**Exercise goal:**
Here are some records; quote them exactly, leaving out the pictures.

(Saved data entries)
§
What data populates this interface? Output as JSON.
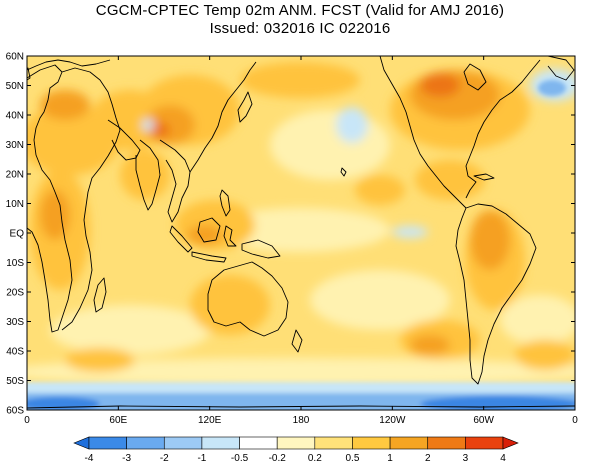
{
  "title_line1": "CGCM-CPTEC Temp 02m ANM. FCST  (Valid for AMJ 2016)",
  "title_line2": "Issued:  032016 IC 022016",
  "lat_labels": [
    "60N",
    "50N",
    "40N",
    "30N",
    "20N",
    "10N",
    "EQ",
    "10S",
    "20S",
    "30S",
    "40S",
    "50S",
    "60S"
  ],
  "lon_labels": [
    "0",
    "60E",
    "120E",
    "180",
    "120W",
    "60W",
    "0"
  ],
  "colorbar": {
    "labels": [
      "-4",
      "-3",
      "-2",
      "-1",
      "-0.5",
      "-0.2",
      "0.2",
      "0.5",
      "1",
      "2",
      "3",
      "4"
    ],
    "colors": [
      "#1e6fdc",
      "#3b8ae8",
      "#6aaaf0",
      "#9dcaf5",
      "#c8e6f8",
      "#ffffff",
      "#fff6c0",
      "#ffe27a",
      "#ffc940",
      "#f5a523",
      "#ef7a16",
      "#e9420e",
      "#d81f08"
    ]
  },
  "map_colors": {
    "base": "#ffdf76",
    "light": "#fff2b0",
    "warm": "#ffc33d",
    "warmer": "#f5a020",
    "hot": "#ec7515",
    "cool": "#c8e6f8",
    "cold": "#7fb6ee",
    "coldest": "#3a86e3",
    "coast": "#000000"
  }
}
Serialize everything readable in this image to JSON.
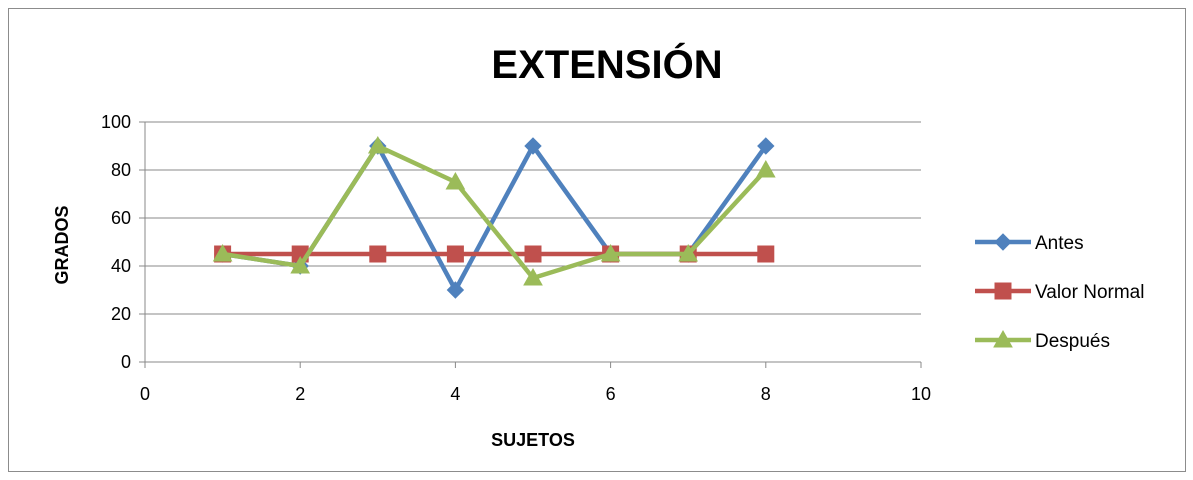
{
  "chart_data": {
    "type": "scatter",
    "title": "EXTENSIÓN",
    "xlabel": "SUJETOS",
    "ylabel": "GRADOS",
    "xlim": [
      0,
      10
    ],
    "ylim": [
      0,
      100
    ],
    "xticks": [
      0,
      2,
      4,
      6,
      8,
      10
    ],
    "yticks": [
      0,
      20,
      40,
      60,
      80,
      100
    ],
    "grid": "horizontal major gridlines",
    "legend_position": "right",
    "series": [
      {
        "name": "Antes",
        "color": "#4F81BD",
        "marker": "diamond",
        "x": [
          1,
          2,
          3,
          4,
          5,
          6,
          7,
          8
        ],
        "y": [
          45,
          40,
          90,
          30,
          90,
          45,
          45,
          90
        ]
      },
      {
        "name": "Valor Normal",
        "color": "#C0504D",
        "marker": "square",
        "x": [
          1,
          2,
          3,
          4,
          5,
          6,
          7,
          8
        ],
        "y": [
          45,
          45,
          45,
          45,
          45,
          45,
          45,
          45
        ]
      },
      {
        "name": "Después",
        "color": "#9BBB59",
        "marker": "triangle",
        "x": [
          1,
          2,
          3,
          4,
          5,
          6,
          7,
          8
        ],
        "y": [
          45,
          40,
          90,
          75,
          35,
          45,
          45,
          80
        ]
      }
    ]
  }
}
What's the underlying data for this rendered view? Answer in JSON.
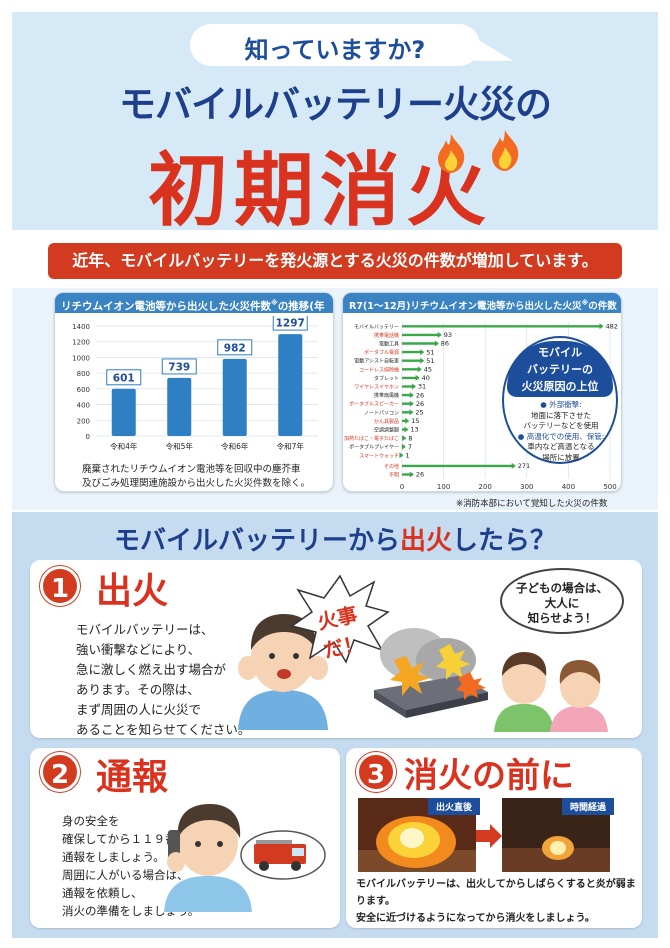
{
  "header": {
    "kicker": "知っていますか?",
    "title_line1": "モバイルバッテリー火災の",
    "title_line2": "初期消火"
  },
  "banner": "近年、モバイルバッテリーを発火源とする火災の件数が増加しています。",
  "chart_left": {
    "title": "リチウムイオン電池等から出火した火災件数",
    "title_sup": "※",
    "title_suffix": "の推移(年別)",
    "note_line1": "廃棄されたリチウムイオン電池等を回収中の塵芥車",
    "note_line2": "及びごみ処理関連施設から出火した火災件数を除く。"
  },
  "chart_right": {
    "title": "R7(1〜12月)リチウムイオン電池等から出火した火災",
    "title_sup": "※",
    "title_suffix": "の件数",
    "callout_line1": "モバイル",
    "callout_line2": "バッテリーの",
    "callout_line3": "火災原因の上位",
    "reason1_head": "● 外部衝撃:",
    "reason1_l1": "地面に落下させた",
    "reason1_l2": "バッテリーなどを使用",
    "reason2_head": "● 高温化での使用、保管:",
    "reason2_l1": "車内など高温となる",
    "reason2_l2": "場所に放置"
  },
  "footnote": "※消防本部において覚知した火災の件数",
  "chart_data": [
    {
      "type": "bar",
      "categories": [
        "令和4年",
        "令和5年",
        "令和6年",
        "令和7年"
      ],
      "values": [
        601,
        739,
        982,
        1297
      ],
      "ylim": [
        0,
        1400
      ],
      "yticks": [
        0,
        200,
        400,
        600,
        800,
        1000,
        1200,
        1400
      ],
      "bar_color": "#2f7fc4",
      "label_color": "#1d4e9c"
    },
    {
      "type": "bar",
      "orientation": "horizontal",
      "categories": [
        "モバイルバッテリー",
        "携帯電話機",
        "電動工具",
        "ポータブル電源",
        "電動アシスト自転車",
        "コードレス掃除機",
        "タブレット",
        "ワイヤレスイヤホン",
        "携帯扇風機",
        "ポータブルスピーカー",
        "ノートパソコン",
        "かん具製品",
        "空調調整服",
        "加熱たばこ・電子たばこ",
        "ポータブルプレイヤー",
        "スマートウォッチ",
        "その他",
        "不明"
      ],
      "values": [
        482,
        93,
        86,
        51,
        51,
        45,
        40,
        31,
        26,
        26,
        25,
        15,
        13,
        8,
        7,
        1,
        271,
        26
      ],
      "label_colors": [
        "#222222",
        "#d9331f",
        "#222222",
        "#d9331f",
        "#222222",
        "#d9331f",
        "#222222",
        "#d9331f",
        "#222222",
        "#d9331f",
        "#222222",
        "#d9331f",
        "#222222",
        "#d9331f",
        "#222222",
        "#d9331f",
        "#d9331f",
        "#d9331f"
      ],
      "xlim": [
        0,
        500
      ],
      "xticks": [
        0,
        100,
        200,
        300,
        400,
        500
      ],
      "bar_color": "#3aa84a"
    }
  ],
  "section_heading": {
    "pre": "モバイルバッテリーから",
    "accent": "出火",
    "post": "したら？"
  },
  "step1": {
    "num": "1",
    "title": "出火",
    "lines": [
      "モバイルバッテリーは、",
      "強い衝撃などにより、",
      "急に激しく燃え出す場合が",
      "あります。その際は、",
      "まず周囲の人に火災で",
      "あることを知らせてください。"
    ],
    "shout": "火事だ！",
    "bubble_lines": [
      "子どもの場合は、",
      "大人に",
      "知らせよう！"
    ]
  },
  "step2": {
    "num": "2",
    "title": "通報",
    "lines": [
      "身の安全を",
      "確保してから１１９番",
      "通報をしましょう。",
      "周囲に人がいる場合は、",
      "通報を依頼し、",
      "消火の準備をしましょう。"
    ]
  },
  "step3": {
    "num": "3",
    "title": "消火の前に",
    "tag_before": "出火直後",
    "tag_after": "時間経過",
    "caption_line1": "モバイルバッテリーは、出火してからしばらくすると炎が弱まります。",
    "caption_line2": "安全に近づけるようになってから消火をしましょう。"
  }
}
§
**Output for this exercise:**
What data populates this interface? Output as JSON.
{
  "title_line1": "CGCM-CPTEC Temp 02m ANM. FCST  (Valid for AMJ 2016)",
  "title_line2": "Issued:  032016 IC 022016",
  "lat_labels": [
    "60N",
    "50N",
    "40N",
    "30N",
    "20N",
    "10N",
    "EQ",
    "10S",
    "20S",
    "30S",
    "40S",
    "50S",
    "60S"
  ],
  "lon_labels": [
    "0",
    "60E",
    "120E",
    "180",
    "120W",
    "60W",
    "0"
  ],
  "colorbar": {
    "labels": [
      "-4",
      "-3",
      "-2",
      "-1",
      "-0.5",
      "-0.2",
      "0.2",
      "0.5",
      "1",
      "2",
      "3",
      "4"
    ],
    "colors": [
      "#1e6fdc",
      "#3b8ae8",
      "#6aaaf0",
      "#9dcaf5",
      "#c8e6f8",
      "#ffffff",
      "#fff6c0",
      "#ffe27a",
      "#ffc940",
      "#f5a523",
      "#ef7a16",
      "#e9420e",
      "#d81f08"
    ]
  },
  "map_colors": {
    "base": "#ffdf76",
    "light": "#fff2b0",
    "warm": "#ffc33d",
    "warmer": "#f5a020",
    "hot": "#ec7515",
    "cool": "#c8e6f8",
    "cold": "#7fb6ee",
    "coldest": "#3a86e3",
    "coast": "#000000"
  }
}
Serialize everything readable in this image to JSON.
{
  "chart_data": {
    "type": "scatter",
    "title": "EXTENSIÓN",
    "xlabel": "SUJETOS",
    "ylabel": "GRADOS",
    "xlim": [
      0,
      10
    ],
    "ylim": [
      0,
      100
    ],
    "xticks": [
      0,
      2,
      4,
      6,
      8,
      10
    ],
    "yticks": [
      0,
      20,
      40,
      60,
      80,
      100
    ],
    "grid": "horizontal major gridlines",
    "legend_position": "right",
    "series": [
      {
        "name": "Antes",
        "color": "#4F81BD",
        "marker": "diamond",
        "x": [
          1,
          2,
          3,
          4,
          5,
          6,
          7,
          8
        ],
        "y": [
          45,
          40,
          90,
          30,
          90,
          45,
          45,
          90
        ]
      },
      {
        "name": "Valor Normal",
        "color": "#C0504D",
        "marker": "square",
        "x": [
          1,
          2,
          3,
          4,
          5,
          6,
          7,
          8
        ],
        "y": [
          45,
          45,
          45,
          45,
          45,
          45,
          45,
          45
        ]
      },
      {
        "name": "Después",
        "color": "#9BBB59",
        "marker": "triangle",
        "x": [
          1,
          2,
          3,
          4,
          5,
          6,
          7,
          8
        ],
        "y": [
          45,
          40,
          90,
          75,
          35,
          45,
          45,
          80
        ]
      }
    ]
  }
}
What's the underlying data for this rendered view? Answer in JSON.
{
  "header": {
    "kicker": "知っていますか?",
    "title_line1": "モバイルバッテリー火災の",
    "title_line2": "初期消火"
  },
  "banner": "近年、モバイルバッテリーを発火源とする火災の件数が増加しています。",
  "chart_left": {
    "title": "リチウムイオン電池等から出火した火災件数",
    "title_sup": "※",
    "title_suffix": "の推移(年別)",
    "note_line1": "廃棄されたリチウムイオン電池等を回収中の塵芥車",
    "note_line2": "及びごみ処理関連施設から出火した火災件数を除く。"
  },
  "chart_right": {
    "title": "R7(1〜12月)リチウムイオン電池等から出火した火災",
    "title_sup": "※",
    "title_suffix": "の件数",
    "callout_line1": "モバイル",
    "callout_line2": "バッテリーの",
    "callout_line3": "火災原因の上位",
    "reason1_head": "● 外部衝撃:",
    "reason1_l1": "地面に落下させた",
    "reason1_l2": "バッテリーなどを使用",
    "reason2_head": "● 高温化での使用、保管:",
    "reason2_l1": "車内など高温となる",
    "reason2_l2": "場所に放置"
  },
  "footnote": "※消防本部において覚知した火災の件数",
  "chart_data": [
    {
      "type": "bar",
      "categories": [
        "令和4年",
        "令和5年",
        "令和6年",
        "令和7年"
      ],
      "values": [
        601,
        739,
        982,
        1297
      ],
      "ylim": [
        0,
        1400
      ],
      "yticks": [
        0,
        200,
        400,
        600,
        800,
        1000,
        1200,
        1400
      ],
      "bar_color": "#2f7fc4",
      "label_color": "#1d4e9c"
    },
    {
      "type": "bar",
      "orientation": "horizontal",
      "categories": [
        "モバイルバッテリー",
        "携帯電話機",
        "電動工具",
        "ポータブル電源",
        "電動アシスト自転車",
        "コードレス掃除機",
        "タブレット",
        "ワイヤレスイヤホン",
        "携帯扇風機",
        "ポータブルスピーカー",
        "ノートパソコン",
        "かん具製品",
        "空調調整服",
        "加熱たばこ・電子たばこ",
        "ポータブルプレイヤー",
        "スマートウォッチ",
        "その他",
        "不明"
      ],
      "values": [
        482,
        93,
        86,
        51,
        51,
        45,
        40,
        31,
        26,
        26,
        25,
        15,
        13,
        8,
        7,
        1,
        271,
        26
      ],
      "label_colors": [
        "#222222",
        "#d9331f",
        "#222222",
        "#d9331f",
        "#222222",
        "#d9331f",
        "#222222",
        "#d9331f",
        "#222222",
        "#d9331f",
        "#222222",
        "#d9331f",
        "#222222",
        "#d9331f",
        "#222222",
        "#d9331f",
        "#d9331f",
        "#d9331f"
      ],
      "xlim": [
        0,
        500
      ],
      "xticks": [
        0,
        100,
        200,
        300,
        400,
        500
      ],
      "bar_color": "#3aa84a"
    }
  ],
  "section_heading": {
    "pre": "モバイルバッテリーから",
    "accent": "出火",
    "post": "したら？"
  },
  "step1": {
    "num": "1",
    "title": "出火",
    "lines": [
      "モバイルバッテリーは、",
      "強い衝撃などにより、",
      "急に激しく燃え出す場合が",
      "あります。その際は、",
      "まず周囲の人に火災で",
      "あることを知らせてください。"
    ],
    "shout": "火事だ！",
    "bubble_lines": [
      "子どもの場合は、",
      "大人に",
      "知らせよう！"
    ]
  },
  "step2": {
    "num": "2",
    "title": "通報",
    "lines": [
      "身の安全を",
      "確保してから１１９番",
      "通報をしましょう。",
      "周囲に人がいる場合は、",
      "通報を依頼し、",
      "消火の準備をしましょう。"
    ]
  },
  "step3": {
    "num": "3",
    "title": "消火の前に",
    "tag_before": "出火直後",
    "tag_after": "時間経過",
    "caption_line1": "モバイルバッテリーは、出火してからしばらくすると炎が弱まります。",
    "caption_line2": "安全に近づけるようになってから消火をしましょう。"
  }
}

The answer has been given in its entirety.